───── Data to use ─────

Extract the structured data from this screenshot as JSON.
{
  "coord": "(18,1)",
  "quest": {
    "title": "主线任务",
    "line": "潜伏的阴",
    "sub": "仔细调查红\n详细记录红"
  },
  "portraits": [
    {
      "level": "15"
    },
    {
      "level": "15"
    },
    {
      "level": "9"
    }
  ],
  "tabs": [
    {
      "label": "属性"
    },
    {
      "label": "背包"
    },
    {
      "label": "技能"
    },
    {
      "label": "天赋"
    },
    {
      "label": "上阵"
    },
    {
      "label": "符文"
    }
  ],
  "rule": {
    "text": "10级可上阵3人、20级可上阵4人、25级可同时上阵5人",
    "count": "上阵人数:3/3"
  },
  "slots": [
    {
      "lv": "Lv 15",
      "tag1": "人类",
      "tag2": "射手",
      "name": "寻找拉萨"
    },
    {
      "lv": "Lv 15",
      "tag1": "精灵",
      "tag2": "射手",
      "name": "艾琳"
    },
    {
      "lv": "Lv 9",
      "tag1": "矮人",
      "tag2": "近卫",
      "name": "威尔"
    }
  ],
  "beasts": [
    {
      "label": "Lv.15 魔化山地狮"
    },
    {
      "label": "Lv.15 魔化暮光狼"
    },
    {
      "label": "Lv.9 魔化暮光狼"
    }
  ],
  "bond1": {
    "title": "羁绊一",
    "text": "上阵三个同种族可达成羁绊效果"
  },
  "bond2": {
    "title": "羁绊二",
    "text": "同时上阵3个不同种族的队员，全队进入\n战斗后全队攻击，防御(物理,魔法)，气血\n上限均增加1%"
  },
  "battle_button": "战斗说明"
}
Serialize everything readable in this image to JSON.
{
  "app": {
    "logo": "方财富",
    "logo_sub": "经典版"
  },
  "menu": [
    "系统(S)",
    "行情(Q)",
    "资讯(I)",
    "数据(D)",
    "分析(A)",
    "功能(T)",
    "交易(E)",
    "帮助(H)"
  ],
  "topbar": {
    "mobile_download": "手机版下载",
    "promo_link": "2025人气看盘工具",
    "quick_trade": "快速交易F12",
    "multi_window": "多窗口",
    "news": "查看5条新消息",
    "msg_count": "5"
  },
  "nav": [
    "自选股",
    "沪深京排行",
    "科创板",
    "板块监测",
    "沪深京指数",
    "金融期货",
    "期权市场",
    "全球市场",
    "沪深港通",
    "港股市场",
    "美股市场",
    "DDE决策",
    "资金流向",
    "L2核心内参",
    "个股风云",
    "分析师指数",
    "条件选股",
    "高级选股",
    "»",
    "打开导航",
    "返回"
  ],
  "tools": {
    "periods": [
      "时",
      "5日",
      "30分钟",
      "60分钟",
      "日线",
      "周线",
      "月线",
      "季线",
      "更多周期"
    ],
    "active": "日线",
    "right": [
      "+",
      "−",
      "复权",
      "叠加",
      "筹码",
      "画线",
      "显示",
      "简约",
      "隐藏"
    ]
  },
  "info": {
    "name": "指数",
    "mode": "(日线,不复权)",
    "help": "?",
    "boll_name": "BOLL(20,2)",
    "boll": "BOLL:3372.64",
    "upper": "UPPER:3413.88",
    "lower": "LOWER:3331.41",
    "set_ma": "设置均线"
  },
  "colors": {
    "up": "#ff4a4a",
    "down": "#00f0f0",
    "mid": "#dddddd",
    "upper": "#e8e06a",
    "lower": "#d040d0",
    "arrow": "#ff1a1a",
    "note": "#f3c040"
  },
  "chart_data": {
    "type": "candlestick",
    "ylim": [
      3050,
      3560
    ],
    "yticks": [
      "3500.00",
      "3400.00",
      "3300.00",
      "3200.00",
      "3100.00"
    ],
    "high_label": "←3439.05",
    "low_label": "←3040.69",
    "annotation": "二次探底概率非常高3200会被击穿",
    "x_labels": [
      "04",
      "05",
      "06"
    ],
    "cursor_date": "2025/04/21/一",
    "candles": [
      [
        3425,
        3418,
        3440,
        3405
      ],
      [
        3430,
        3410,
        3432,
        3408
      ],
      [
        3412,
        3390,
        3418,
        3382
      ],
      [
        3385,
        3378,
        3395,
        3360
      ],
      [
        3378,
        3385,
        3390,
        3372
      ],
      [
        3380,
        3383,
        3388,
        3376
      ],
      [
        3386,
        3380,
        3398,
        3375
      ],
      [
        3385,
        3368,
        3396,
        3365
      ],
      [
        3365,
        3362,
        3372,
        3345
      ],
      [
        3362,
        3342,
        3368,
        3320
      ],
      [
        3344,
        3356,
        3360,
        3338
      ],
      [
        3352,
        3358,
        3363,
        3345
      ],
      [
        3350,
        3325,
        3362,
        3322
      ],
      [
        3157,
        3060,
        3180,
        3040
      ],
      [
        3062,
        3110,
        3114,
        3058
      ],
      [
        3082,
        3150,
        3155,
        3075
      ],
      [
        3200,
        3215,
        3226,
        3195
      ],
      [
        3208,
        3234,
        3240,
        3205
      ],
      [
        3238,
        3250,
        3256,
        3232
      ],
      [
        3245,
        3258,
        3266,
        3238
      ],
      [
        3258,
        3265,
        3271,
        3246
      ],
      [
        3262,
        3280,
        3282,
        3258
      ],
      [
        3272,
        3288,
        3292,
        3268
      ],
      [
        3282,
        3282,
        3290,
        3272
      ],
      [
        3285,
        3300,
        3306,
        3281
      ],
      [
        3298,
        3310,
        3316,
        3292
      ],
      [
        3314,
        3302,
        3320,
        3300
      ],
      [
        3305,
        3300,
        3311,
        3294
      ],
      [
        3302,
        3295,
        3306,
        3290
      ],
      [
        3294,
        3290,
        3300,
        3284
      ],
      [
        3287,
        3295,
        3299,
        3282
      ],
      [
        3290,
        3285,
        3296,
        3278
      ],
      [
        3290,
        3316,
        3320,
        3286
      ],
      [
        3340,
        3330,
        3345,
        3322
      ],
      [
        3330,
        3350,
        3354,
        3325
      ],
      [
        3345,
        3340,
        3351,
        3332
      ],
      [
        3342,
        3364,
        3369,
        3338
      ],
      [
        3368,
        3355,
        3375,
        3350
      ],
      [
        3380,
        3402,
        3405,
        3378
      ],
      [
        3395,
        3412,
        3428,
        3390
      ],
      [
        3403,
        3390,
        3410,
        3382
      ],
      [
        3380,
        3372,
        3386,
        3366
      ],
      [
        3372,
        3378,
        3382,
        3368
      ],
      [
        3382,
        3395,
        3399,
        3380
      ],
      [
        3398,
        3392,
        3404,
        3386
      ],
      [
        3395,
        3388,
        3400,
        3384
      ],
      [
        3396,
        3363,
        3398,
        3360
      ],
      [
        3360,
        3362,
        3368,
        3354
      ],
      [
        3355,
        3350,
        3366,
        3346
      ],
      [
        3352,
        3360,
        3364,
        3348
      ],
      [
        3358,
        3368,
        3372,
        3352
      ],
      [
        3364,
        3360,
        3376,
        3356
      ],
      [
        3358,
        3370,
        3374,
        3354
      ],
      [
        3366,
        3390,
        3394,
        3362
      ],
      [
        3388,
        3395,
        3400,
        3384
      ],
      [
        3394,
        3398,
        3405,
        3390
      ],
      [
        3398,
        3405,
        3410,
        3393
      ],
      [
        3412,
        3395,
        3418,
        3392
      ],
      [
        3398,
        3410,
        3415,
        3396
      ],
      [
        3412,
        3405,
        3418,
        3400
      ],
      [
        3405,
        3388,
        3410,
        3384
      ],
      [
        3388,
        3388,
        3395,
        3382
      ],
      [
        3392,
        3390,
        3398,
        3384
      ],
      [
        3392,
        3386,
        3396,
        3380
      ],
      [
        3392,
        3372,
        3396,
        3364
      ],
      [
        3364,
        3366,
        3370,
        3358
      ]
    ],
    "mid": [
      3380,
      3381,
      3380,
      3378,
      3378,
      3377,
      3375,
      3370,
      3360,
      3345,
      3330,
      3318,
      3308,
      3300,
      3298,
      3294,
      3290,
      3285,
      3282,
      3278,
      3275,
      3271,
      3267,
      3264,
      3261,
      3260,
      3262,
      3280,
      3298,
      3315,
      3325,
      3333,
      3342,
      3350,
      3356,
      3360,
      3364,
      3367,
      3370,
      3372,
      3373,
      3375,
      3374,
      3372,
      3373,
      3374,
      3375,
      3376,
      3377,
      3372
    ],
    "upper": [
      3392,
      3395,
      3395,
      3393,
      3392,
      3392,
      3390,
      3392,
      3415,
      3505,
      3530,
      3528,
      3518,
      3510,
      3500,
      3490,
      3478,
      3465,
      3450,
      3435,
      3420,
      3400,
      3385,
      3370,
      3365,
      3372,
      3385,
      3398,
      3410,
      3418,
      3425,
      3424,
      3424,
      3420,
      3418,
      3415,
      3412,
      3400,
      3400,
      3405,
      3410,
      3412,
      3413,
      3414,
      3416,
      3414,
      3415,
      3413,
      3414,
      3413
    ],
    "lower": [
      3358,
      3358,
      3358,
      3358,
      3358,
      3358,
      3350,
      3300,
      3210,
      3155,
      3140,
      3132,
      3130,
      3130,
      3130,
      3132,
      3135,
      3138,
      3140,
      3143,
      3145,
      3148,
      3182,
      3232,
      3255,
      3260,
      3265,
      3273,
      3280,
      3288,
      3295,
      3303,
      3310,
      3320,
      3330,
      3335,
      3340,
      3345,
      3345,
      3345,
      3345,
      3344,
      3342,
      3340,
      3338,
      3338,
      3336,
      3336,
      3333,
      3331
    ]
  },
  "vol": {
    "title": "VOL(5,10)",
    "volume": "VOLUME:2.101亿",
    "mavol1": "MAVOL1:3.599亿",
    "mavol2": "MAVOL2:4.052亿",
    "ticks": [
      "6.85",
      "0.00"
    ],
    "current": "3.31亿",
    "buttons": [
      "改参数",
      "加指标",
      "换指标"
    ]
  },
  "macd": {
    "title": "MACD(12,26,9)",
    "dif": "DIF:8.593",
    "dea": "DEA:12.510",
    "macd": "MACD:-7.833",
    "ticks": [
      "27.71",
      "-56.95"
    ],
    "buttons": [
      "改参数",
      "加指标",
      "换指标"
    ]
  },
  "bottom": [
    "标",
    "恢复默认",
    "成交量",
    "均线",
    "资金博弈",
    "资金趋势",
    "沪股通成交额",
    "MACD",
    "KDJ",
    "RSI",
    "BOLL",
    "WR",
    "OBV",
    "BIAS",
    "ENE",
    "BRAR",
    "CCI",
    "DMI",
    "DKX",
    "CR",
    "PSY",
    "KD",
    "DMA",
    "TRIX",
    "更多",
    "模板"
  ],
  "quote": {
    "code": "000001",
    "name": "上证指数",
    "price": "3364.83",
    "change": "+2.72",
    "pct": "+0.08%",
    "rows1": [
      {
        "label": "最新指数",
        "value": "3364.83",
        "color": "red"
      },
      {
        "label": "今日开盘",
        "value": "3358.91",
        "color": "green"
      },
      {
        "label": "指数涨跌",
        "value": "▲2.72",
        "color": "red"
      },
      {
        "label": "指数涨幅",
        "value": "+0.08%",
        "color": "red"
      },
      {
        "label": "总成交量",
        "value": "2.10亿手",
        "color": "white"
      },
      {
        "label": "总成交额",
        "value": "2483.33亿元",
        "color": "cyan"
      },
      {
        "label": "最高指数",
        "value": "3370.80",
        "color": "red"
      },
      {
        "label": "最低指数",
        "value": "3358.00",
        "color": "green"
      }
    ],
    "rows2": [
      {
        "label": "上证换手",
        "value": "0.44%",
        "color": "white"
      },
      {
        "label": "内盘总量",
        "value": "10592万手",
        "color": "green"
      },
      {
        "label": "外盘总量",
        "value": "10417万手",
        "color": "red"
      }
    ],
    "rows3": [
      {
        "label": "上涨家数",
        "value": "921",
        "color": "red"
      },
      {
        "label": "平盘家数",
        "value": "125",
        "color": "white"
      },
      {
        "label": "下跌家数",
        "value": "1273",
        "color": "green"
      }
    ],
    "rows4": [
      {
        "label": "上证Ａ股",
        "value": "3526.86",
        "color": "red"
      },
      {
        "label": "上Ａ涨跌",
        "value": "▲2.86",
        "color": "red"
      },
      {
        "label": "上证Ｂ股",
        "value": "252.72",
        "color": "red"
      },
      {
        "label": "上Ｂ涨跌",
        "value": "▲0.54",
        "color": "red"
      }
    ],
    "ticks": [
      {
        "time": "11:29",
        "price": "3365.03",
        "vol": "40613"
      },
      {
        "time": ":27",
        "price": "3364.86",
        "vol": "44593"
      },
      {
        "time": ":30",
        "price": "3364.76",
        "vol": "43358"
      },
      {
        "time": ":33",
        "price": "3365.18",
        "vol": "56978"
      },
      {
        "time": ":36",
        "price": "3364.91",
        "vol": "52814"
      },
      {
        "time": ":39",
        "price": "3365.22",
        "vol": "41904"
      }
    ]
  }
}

─────

Work required:
Identify the lines above that contain the word "lower", then copy them.

Response:
    "lower": "LOWER:3331.41",
    "lower": "#d040d0",
    "lower": [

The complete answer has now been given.